# Task to complete:
Show every line of the records below that contains the word "populations".

[BEGIN Material provided]

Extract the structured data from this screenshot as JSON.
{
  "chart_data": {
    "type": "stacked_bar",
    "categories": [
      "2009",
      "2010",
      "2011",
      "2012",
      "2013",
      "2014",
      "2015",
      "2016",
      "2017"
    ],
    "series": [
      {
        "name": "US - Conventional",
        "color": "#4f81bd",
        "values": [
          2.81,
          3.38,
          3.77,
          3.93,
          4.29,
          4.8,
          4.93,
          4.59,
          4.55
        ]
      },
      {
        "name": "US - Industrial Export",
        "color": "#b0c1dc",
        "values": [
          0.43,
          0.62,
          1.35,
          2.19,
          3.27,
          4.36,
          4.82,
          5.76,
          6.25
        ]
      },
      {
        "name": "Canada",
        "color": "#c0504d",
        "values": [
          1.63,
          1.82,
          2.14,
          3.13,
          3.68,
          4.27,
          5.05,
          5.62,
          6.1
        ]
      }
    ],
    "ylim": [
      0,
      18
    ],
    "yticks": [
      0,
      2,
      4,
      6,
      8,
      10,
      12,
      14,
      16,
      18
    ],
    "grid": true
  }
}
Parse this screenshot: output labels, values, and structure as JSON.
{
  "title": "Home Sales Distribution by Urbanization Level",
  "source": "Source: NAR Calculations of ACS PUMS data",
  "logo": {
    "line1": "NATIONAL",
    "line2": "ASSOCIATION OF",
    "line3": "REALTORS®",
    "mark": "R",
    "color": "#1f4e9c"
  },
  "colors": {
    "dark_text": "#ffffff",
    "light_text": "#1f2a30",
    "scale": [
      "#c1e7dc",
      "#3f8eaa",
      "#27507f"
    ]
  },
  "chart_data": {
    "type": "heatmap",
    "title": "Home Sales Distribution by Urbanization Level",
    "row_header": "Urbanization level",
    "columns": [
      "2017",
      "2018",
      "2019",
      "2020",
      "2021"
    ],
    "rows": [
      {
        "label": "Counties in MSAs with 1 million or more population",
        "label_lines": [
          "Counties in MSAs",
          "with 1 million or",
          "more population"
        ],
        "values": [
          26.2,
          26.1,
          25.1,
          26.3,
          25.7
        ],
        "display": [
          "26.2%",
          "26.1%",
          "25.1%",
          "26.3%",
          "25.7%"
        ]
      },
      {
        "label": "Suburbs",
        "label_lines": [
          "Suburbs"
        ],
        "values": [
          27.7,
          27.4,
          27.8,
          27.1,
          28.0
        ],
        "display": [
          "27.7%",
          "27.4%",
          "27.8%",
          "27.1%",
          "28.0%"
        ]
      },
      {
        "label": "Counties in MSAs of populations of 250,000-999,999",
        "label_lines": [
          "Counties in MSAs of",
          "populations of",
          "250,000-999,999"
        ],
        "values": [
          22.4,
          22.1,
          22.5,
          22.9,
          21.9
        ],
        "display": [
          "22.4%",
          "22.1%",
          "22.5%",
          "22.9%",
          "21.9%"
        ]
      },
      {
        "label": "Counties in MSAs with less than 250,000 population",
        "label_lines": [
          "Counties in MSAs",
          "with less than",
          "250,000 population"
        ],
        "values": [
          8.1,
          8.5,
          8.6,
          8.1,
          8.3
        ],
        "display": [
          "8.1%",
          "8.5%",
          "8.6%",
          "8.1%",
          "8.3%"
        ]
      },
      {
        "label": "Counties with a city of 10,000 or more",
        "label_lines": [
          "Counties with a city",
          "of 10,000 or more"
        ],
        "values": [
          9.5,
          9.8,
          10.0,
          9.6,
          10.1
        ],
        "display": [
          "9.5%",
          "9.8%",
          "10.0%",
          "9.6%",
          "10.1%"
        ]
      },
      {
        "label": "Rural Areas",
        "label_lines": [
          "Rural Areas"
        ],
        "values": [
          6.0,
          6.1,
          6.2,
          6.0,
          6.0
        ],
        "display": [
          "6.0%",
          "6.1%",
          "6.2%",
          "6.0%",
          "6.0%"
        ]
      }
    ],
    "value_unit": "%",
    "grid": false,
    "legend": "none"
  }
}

[END Material provided]

# Result for this exercise:
        "label": "Counties in MSAs of populations of 250,000-999,999",
          "populations of",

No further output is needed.